** start Provided records **

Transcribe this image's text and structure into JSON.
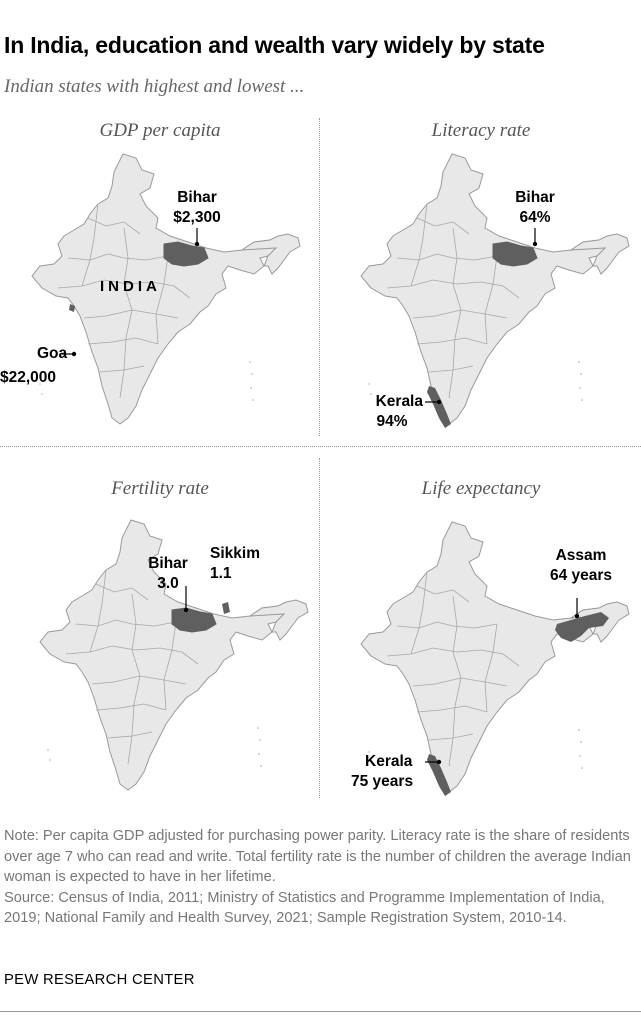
{
  "title": "In India, education and wealth vary widely by state",
  "subtitle": "Indian states with highest and lowest ...",
  "country_label": "INDIA",
  "colors": {
    "map_fill": "#e8e8e8",
    "map_stroke": "#9a9a9a",
    "highlight": "#5f5f5f",
    "text_muted": "#777777"
  },
  "panels": {
    "gdp": {
      "title": "GDP per capita",
      "labels": [
        {
          "state": "Bihar",
          "value": "$2,300"
        },
        {
          "state": "Goa",
          "value": "$22,000"
        }
      ]
    },
    "literacy": {
      "title": "Literacy rate",
      "labels": [
        {
          "state": "Bihar",
          "value": "64%"
        },
        {
          "state": "Kerala",
          "value": "94%"
        }
      ]
    },
    "fertility": {
      "title": "Fertility rate",
      "labels": [
        {
          "state": "Bihar",
          "value": "3.0"
        },
        {
          "state": "Sikkim",
          "value": "1.1"
        }
      ]
    },
    "life": {
      "title": "Life expectancy",
      "labels": [
        {
          "state": "Assam",
          "value": "64 years"
        },
        {
          "state": "Kerala",
          "value": "75 years"
        }
      ]
    }
  },
  "note": "Note: Per capita GDP adjusted for purchasing power parity. Literacy rate is the share of residents over age 7 who can read and write. Total fertility rate is the number of children the average Indian woman is expected to have in her lifetime.",
  "source": "Source: Census of India, 2011;  Ministry of Statistics and Programme Implementation of India, 2019; National Family and Health Survey, 2021; Sample Registration System, 2010-14.",
  "org": "PEW RESEARCH CENTER"
}
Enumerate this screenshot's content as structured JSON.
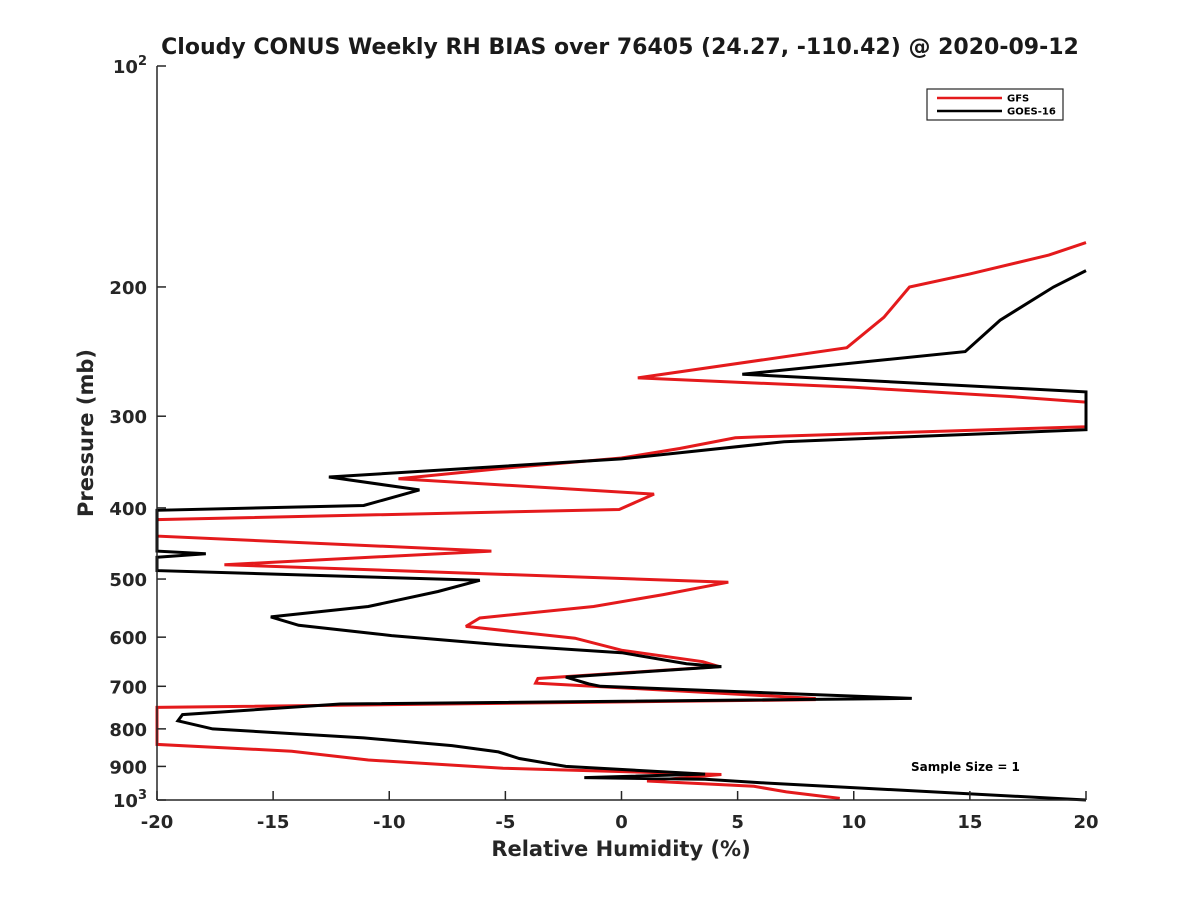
{
  "chart_data": {
    "type": "line",
    "title": "Cloudy CONUS Weekly RH BIAS over 76405 (24.27, -110.42) @ 2020-09-12",
    "xlabel": "Relative Humidity (%)",
    "ylabel": "Pressure (mb)",
    "xlim": [
      -20,
      20
    ],
    "ylim": [
      100,
      1000
    ],
    "yscale": "log",
    "y_reversed": true,
    "grid": false,
    "legend_position": "top-right",
    "x_ticks": [
      {
        "value": -20,
        "label": "-20"
      },
      {
        "value": -15,
        "label": "-15"
      },
      {
        "value": -10,
        "label": "-10"
      },
      {
        "value": -5,
        "label": "-5"
      },
      {
        "value": 0,
        "label": "0"
      },
      {
        "value": 5,
        "label": "5"
      },
      {
        "value": 10,
        "label": "10"
      },
      {
        "value": 15,
        "label": "15"
      },
      {
        "value": 20,
        "label": "20"
      }
    ],
    "y_ticks": [
      {
        "value": 100,
        "base": "10",
        "exp": "2"
      },
      {
        "value": 200,
        "base": "200",
        "exp": ""
      },
      {
        "value": 300,
        "base": "300",
        "exp": ""
      },
      {
        "value": 400,
        "base": "400",
        "exp": ""
      },
      {
        "value": 500,
        "base": "500",
        "exp": ""
      },
      {
        "value": 600,
        "base": "600",
        "exp": ""
      },
      {
        "value": 700,
        "base": "700",
        "exp": ""
      },
      {
        "value": 800,
        "base": "800",
        "exp": ""
      },
      {
        "value": 900,
        "base": "900",
        "exp": ""
      },
      {
        "value": 1000,
        "base": "10",
        "exp": "3"
      }
    ],
    "annotation": "Sample Size = 1",
    "series": [
      {
        "name": "GFS",
        "color": "#e41a1c",
        "points": [
          [
            20,
            174
          ],
          [
            18.4,
            181
          ],
          [
            15,
            192
          ],
          [
            12.4,
            200
          ],
          [
            11.3,
            220
          ],
          [
            9.7,
            242
          ],
          [
            0.7,
            266
          ],
          [
            10,
            274
          ],
          [
            16.7,
            282
          ],
          [
            20,
            287
          ],
          [
            20,
            310
          ],
          [
            6,
            320
          ],
          [
            4.9,
            321
          ],
          [
            2.5,
            332
          ],
          [
            0,
            342
          ],
          [
            -4.6,
            352
          ],
          [
            -9.6,
            365
          ],
          [
            1.4,
            383
          ],
          [
            -0.1,
            402
          ],
          [
            -20,
            415
          ],
          [
            -20,
            437
          ],
          [
            -5.6,
            458
          ],
          [
            -17.1,
            478
          ],
          [
            4.6,
            505
          ],
          [
            1.8,
            525
          ],
          [
            -1.2,
            545
          ],
          [
            -6.1,
            565
          ],
          [
            -6.7,
            580
          ],
          [
            -2,
            602
          ],
          [
            0,
            625
          ],
          [
            3.5,
            648
          ],
          [
            4.2,
            658
          ],
          [
            -3.6,
            683
          ],
          [
            -3.7,
            693
          ],
          [
            8.3,
            727
          ],
          [
            8.3,
            730
          ],
          [
            -20,
            748
          ],
          [
            -20,
            840
          ],
          [
            -14.2,
            858
          ],
          [
            -10.9,
            882
          ],
          [
            -5.1,
            905
          ],
          [
            4.3,
            923
          ],
          [
            1.1,
            942
          ],
          [
            5.7,
            958
          ],
          [
            7.1,
            975
          ],
          [
            9.4,
            995
          ]
        ]
      },
      {
        "name": "GOES-16",
        "color": "#000000",
        "points": [
          [
            20,
            190
          ],
          [
            18.6,
            200
          ],
          [
            16.3,
            222
          ],
          [
            14.8,
            245
          ],
          [
            5.2,
            263
          ],
          [
            20,
            278
          ],
          [
            20,
            313
          ],
          [
            7,
            325
          ],
          [
            0,
            343
          ],
          [
            -12.6,
            363
          ],
          [
            -8.7,
            378
          ],
          [
            -11.1,
            397
          ],
          [
            -20,
            403
          ],
          [
            -20,
            458
          ],
          [
            -17.9,
            462
          ],
          [
            -20,
            467
          ],
          [
            -20,
            487
          ],
          [
            -6.1,
            502
          ],
          [
            -7.9,
            520
          ],
          [
            -10.9,
            545
          ],
          [
            -15.1,
            563
          ],
          [
            -13.9,
            578
          ],
          [
            -9.9,
            597
          ],
          [
            -5.1,
            615
          ],
          [
            0,
            630
          ],
          [
            2.8,
            652
          ],
          [
            4.3,
            658
          ],
          [
            -2.4,
            680
          ],
          [
            -1.4,
            695
          ],
          [
            -0.9,
            700
          ],
          [
            12.5,
            727
          ],
          [
            -12.1,
            740
          ],
          [
            -18.9,
            765
          ],
          [
            -19.1,
            780
          ],
          [
            -17.6,
            800
          ],
          [
            -11.1,
            823
          ],
          [
            -7.3,
            843
          ],
          [
            -5.3,
            860
          ],
          [
            -4.4,
            878
          ],
          [
            -2.4,
            900
          ],
          [
            3.6,
            922
          ],
          [
            -1.6,
            932
          ],
          [
            3.6,
            937
          ],
          [
            6.2,
            948
          ],
          [
            20,
            1000
          ]
        ]
      }
    ]
  }
}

** end Provided records **

• _Task to complete_
Gather every line from the listing above in which the word "Indian" appears.

• _Correct answer_
  "subtitle": "Indian states with highest and lowest ...",
  "note": "Note: Per capita GDP adjusted for purchasing power parity. Literacy rate is the share of residents over age 7 who can read and write. Total fertility rate is the number of children the average Indian woman is expected to have in her lifetime.",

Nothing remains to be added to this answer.